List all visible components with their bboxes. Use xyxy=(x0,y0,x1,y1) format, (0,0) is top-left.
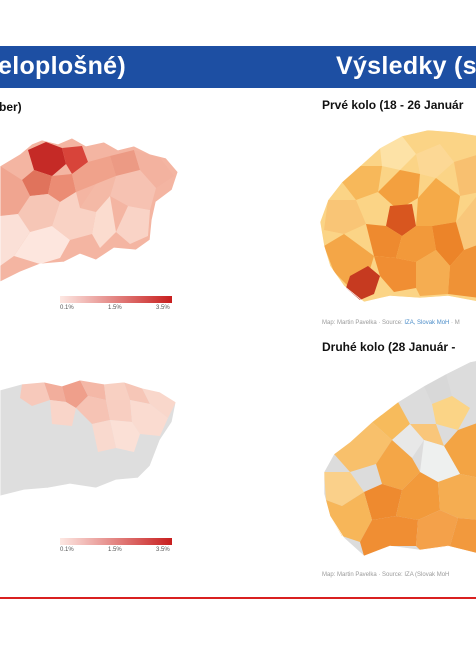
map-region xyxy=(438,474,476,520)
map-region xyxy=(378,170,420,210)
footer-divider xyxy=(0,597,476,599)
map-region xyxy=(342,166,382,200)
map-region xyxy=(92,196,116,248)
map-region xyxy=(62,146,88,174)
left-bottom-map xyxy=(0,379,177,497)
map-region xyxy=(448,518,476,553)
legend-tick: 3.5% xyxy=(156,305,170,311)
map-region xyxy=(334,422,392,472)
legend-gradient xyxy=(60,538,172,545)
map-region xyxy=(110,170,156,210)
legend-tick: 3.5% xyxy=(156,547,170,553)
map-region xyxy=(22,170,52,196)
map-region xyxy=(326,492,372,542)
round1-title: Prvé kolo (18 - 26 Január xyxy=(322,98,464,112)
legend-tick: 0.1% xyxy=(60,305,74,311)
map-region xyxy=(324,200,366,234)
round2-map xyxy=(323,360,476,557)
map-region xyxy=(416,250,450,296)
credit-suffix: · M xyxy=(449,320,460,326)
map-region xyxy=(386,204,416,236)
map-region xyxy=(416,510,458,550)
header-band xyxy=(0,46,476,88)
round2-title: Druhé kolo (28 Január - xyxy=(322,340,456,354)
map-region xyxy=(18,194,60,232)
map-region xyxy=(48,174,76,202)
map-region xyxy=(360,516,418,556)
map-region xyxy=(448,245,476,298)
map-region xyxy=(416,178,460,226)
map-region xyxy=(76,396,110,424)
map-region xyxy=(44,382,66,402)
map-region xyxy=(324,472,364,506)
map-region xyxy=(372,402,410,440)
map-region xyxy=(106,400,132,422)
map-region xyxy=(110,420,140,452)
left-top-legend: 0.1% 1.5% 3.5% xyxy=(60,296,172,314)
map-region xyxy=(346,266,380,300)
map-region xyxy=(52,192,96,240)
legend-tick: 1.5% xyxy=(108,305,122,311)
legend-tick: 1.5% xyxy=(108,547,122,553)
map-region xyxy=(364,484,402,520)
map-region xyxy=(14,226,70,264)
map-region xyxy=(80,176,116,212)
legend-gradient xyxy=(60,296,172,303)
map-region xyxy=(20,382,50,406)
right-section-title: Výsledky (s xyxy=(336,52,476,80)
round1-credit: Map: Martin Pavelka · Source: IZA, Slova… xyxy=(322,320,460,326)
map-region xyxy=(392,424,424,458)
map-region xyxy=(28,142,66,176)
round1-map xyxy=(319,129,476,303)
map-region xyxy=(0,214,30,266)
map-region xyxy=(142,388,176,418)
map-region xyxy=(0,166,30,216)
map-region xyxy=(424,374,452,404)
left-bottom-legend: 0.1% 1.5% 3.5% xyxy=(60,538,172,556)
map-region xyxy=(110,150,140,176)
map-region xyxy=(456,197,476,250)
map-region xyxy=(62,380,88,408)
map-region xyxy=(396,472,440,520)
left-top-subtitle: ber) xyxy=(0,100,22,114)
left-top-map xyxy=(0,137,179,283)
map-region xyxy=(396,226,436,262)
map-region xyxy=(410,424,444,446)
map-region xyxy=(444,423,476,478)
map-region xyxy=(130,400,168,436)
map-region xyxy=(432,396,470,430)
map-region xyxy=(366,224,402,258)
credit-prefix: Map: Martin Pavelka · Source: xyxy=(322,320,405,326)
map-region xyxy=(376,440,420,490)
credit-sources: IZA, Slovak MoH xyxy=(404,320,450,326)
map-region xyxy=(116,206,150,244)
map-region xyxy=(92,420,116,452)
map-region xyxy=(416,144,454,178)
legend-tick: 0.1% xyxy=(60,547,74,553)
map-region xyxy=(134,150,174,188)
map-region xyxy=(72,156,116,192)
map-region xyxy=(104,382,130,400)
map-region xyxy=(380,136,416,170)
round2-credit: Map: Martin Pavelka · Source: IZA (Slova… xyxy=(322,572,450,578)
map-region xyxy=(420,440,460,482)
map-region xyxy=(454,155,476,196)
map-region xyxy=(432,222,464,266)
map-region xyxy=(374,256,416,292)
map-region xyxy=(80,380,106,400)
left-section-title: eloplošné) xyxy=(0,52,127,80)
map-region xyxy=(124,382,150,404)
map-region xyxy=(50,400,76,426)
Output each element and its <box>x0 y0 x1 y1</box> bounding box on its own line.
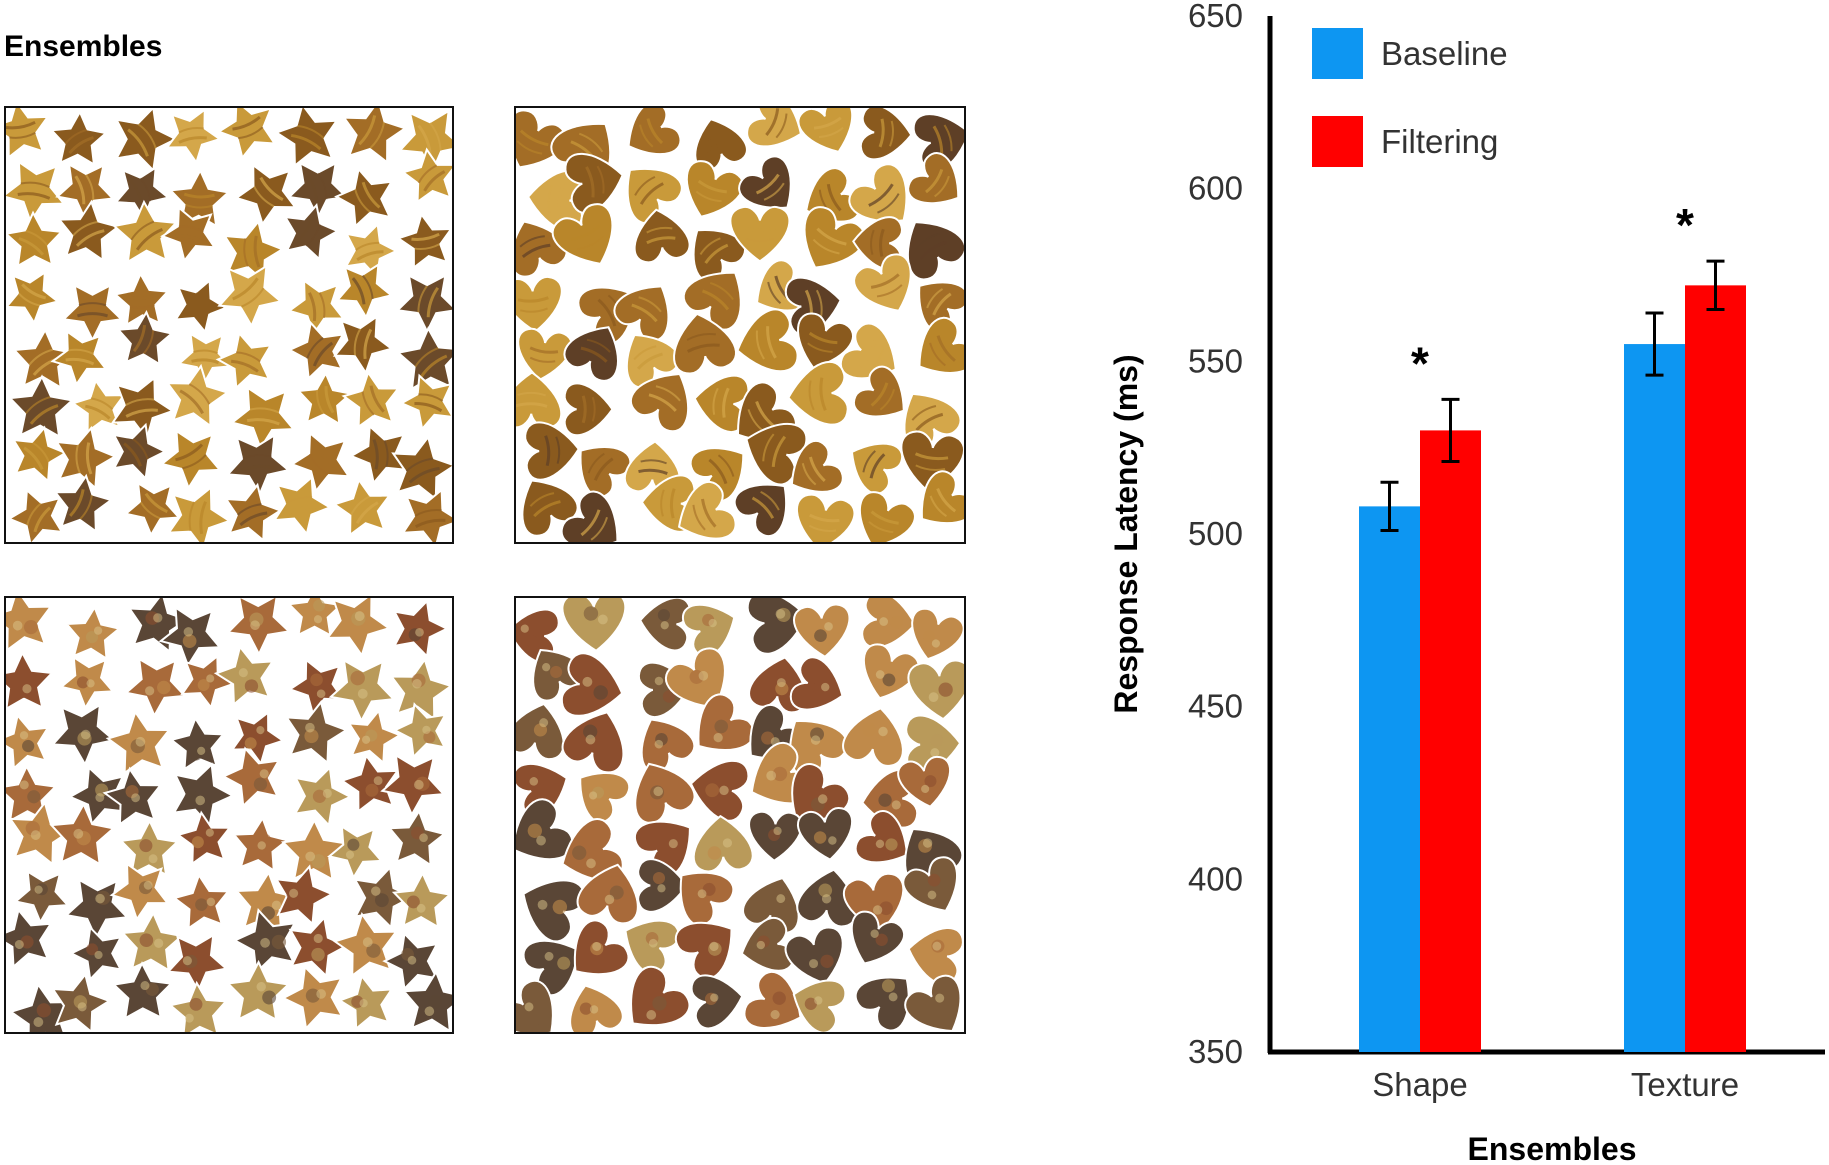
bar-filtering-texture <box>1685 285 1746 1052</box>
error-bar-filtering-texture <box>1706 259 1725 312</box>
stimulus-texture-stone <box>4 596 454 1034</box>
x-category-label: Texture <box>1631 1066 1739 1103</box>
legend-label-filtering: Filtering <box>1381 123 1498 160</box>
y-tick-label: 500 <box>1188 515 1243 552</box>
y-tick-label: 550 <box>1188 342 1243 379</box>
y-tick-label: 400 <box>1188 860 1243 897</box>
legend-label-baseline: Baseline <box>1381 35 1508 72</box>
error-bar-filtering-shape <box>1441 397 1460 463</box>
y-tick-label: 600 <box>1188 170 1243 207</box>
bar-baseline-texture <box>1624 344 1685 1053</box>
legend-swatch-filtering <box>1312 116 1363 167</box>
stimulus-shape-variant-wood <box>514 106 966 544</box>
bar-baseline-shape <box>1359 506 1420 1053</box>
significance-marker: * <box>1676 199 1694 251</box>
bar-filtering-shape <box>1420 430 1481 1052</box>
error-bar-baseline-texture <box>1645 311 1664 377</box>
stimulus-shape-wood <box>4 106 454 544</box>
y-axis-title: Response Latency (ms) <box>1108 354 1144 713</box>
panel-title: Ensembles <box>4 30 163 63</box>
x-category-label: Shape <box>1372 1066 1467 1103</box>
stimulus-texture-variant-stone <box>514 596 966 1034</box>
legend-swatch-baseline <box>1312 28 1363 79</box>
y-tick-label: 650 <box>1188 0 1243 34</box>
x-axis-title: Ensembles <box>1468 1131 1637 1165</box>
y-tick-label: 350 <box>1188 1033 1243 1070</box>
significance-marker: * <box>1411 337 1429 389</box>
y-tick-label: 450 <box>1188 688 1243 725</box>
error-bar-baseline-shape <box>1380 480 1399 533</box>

_DESCRIPTION OF THE TASK_
Transcribe every line of the material above verbatim, leaving out the pictures.

_SOLUTION TO THE PROBLEM_
List all visible components with their bboxes. Use xyxy=(x0,y0,x1,y1) format, (0,0) is top-left.
map-region xyxy=(438,474,476,520)
map-region xyxy=(378,170,420,210)
footer-divider xyxy=(0,597,476,599)
map-region xyxy=(342,166,382,200)
map-region xyxy=(92,196,116,248)
map-region xyxy=(62,146,88,174)
left-bottom-map xyxy=(0,379,177,497)
map-region xyxy=(448,518,476,553)
legend-tick: 3.5% xyxy=(156,305,170,311)
map-region xyxy=(334,422,392,472)
legend-gradient xyxy=(60,538,172,545)
map-region xyxy=(110,170,156,210)
legend-tick: 3.5% xyxy=(156,547,170,553)
map-region xyxy=(22,170,52,196)
map-region xyxy=(326,492,372,542)
round1-title: Prvé kolo (18 - 26 Január xyxy=(322,98,464,112)
legend-tick: 0.1% xyxy=(60,305,74,311)
map-region xyxy=(324,200,366,234)
round2-map xyxy=(323,360,476,557)
map-region xyxy=(416,250,450,296)
credit-suffix: · M xyxy=(449,320,460,326)
map-region xyxy=(386,204,416,236)
map-region xyxy=(416,510,458,550)
header-band xyxy=(0,46,476,88)
round2-title: Druhé kolo (28 Január - xyxy=(322,340,456,354)
map-region xyxy=(18,194,60,232)
map-region xyxy=(48,174,76,202)
map-region xyxy=(360,516,418,556)
map-region xyxy=(448,245,476,298)
map-region xyxy=(416,178,460,226)
map-region xyxy=(76,396,110,424)
map-region xyxy=(44,382,66,402)
map-region xyxy=(324,472,364,506)
map-region xyxy=(372,402,410,440)
map-region xyxy=(106,400,132,422)
map-region xyxy=(110,420,140,452)
left-top-legend: 0.1% 1.5% 3.5% xyxy=(60,296,172,314)
map-region xyxy=(346,266,380,300)
map-region xyxy=(52,192,96,240)
legend-tick: 1.5% xyxy=(108,305,122,311)
legend-tick: 1.5% xyxy=(108,547,122,553)
map-region xyxy=(364,484,402,520)
map-region xyxy=(14,226,70,264)
map-region xyxy=(80,176,116,212)
legend-gradient xyxy=(60,296,172,303)
map-region xyxy=(20,382,50,406)
right-section-title: Výsledky (s xyxy=(336,52,476,80)
round1-credit: Map: Martin Pavelka · Source: IZA, Slova… xyxy=(322,320,460,326)
map-region xyxy=(392,424,424,458)
map-region xyxy=(28,142,66,176)
round1-map xyxy=(319,129,476,303)
map-region xyxy=(0,214,30,266)
map-region xyxy=(142,388,176,418)
map-region xyxy=(0,166,30,216)
map-region xyxy=(424,374,452,404)
left-bottom-legend: 0.1% 1.5% 3.5% xyxy=(60,538,172,556)
map-region xyxy=(110,150,140,176)
map-region xyxy=(456,197,476,250)
map-region xyxy=(62,380,88,408)
map-region xyxy=(396,472,440,520)
left-top-subtitle: ber) xyxy=(0,100,22,114)
left-top-map xyxy=(0,137,179,283)
map-region xyxy=(396,226,436,262)
map-region xyxy=(410,424,444,446)
map-region xyxy=(444,423,476,478)
map-region xyxy=(130,400,168,436)
map-region xyxy=(432,396,470,430)
map-region xyxy=(366,224,402,258)
credit-prefix: Map: Martin Pavelka · Source: xyxy=(322,320,405,326)
map-region xyxy=(376,440,420,490)
credit-sources: IZA, Slovak MoH xyxy=(404,320,450,326)
map-region xyxy=(116,206,150,244)
map-region xyxy=(92,420,116,452)
map-region xyxy=(416,144,454,178)
legend-tick: 0.1% xyxy=(60,547,74,553)
map-region xyxy=(134,150,174,188)
map-region xyxy=(72,156,116,192)
map-region xyxy=(104,382,130,400)
map-region xyxy=(380,136,416,170)
round2-credit: Map: Martin Pavelka · Source: IZA (Slova… xyxy=(322,572,450,578)
map-region xyxy=(420,440,460,482)
map-region xyxy=(454,155,476,196)
map-region xyxy=(432,222,464,266)
map-region xyxy=(374,256,416,292)
map-region xyxy=(80,380,106,400)
left-section-title: eloplošné) xyxy=(0,52,127,80)
map-region xyxy=(124,382,150,404)
map-region xyxy=(50,400,76,426)
Output each element and its <box>x0 y0 x1 y1</box> bounding box on its own line.
bar-filtering-texture <box>1685 285 1746 1052</box>
error-bar-filtering-texture <box>1706 259 1725 312</box>
stimulus-texture-stone <box>4 596 454 1034</box>
x-category-label: Texture <box>1631 1066 1739 1103</box>
legend-label-filtering: Filtering <box>1381 123 1498 160</box>
y-tick-label: 500 <box>1188 515 1243 552</box>
y-tick-label: 550 <box>1188 342 1243 379</box>
y-tick-label: 400 <box>1188 860 1243 897</box>
legend-label-baseline: Baseline <box>1381 35 1508 72</box>
error-bar-filtering-shape <box>1441 397 1460 463</box>
y-tick-label: 600 <box>1188 170 1243 207</box>
bar-baseline-texture <box>1624 344 1685 1053</box>
legend-swatch-filtering <box>1312 116 1363 167</box>
stimulus-shape-variant-wood <box>514 106 966 544</box>
bar-baseline-shape <box>1359 506 1420 1053</box>
significance-marker: * <box>1676 199 1694 251</box>
bar-filtering-shape <box>1420 430 1481 1052</box>
error-bar-baseline-texture <box>1645 311 1664 377</box>
stimulus-shape-wood <box>4 106 454 544</box>
y-axis-title: Response Latency (ms) <box>1108 354 1144 713</box>
panel-title: Ensembles <box>4 30 163 63</box>
x-category-label: Shape <box>1372 1066 1467 1103</box>
stimulus-texture-variant-stone <box>514 596 966 1034</box>
legend-swatch-baseline <box>1312 28 1363 79</box>
y-tick-label: 650 <box>1188 0 1243 34</box>
x-axis-title: Ensembles <box>1468 1131 1637 1165</box>
y-tick-label: 350 <box>1188 1033 1243 1070</box>
significance-marker: * <box>1411 337 1429 389</box>
y-tick-label: 450 <box>1188 688 1243 725</box>
error-bar-baseline-shape <box>1380 480 1399 533</box>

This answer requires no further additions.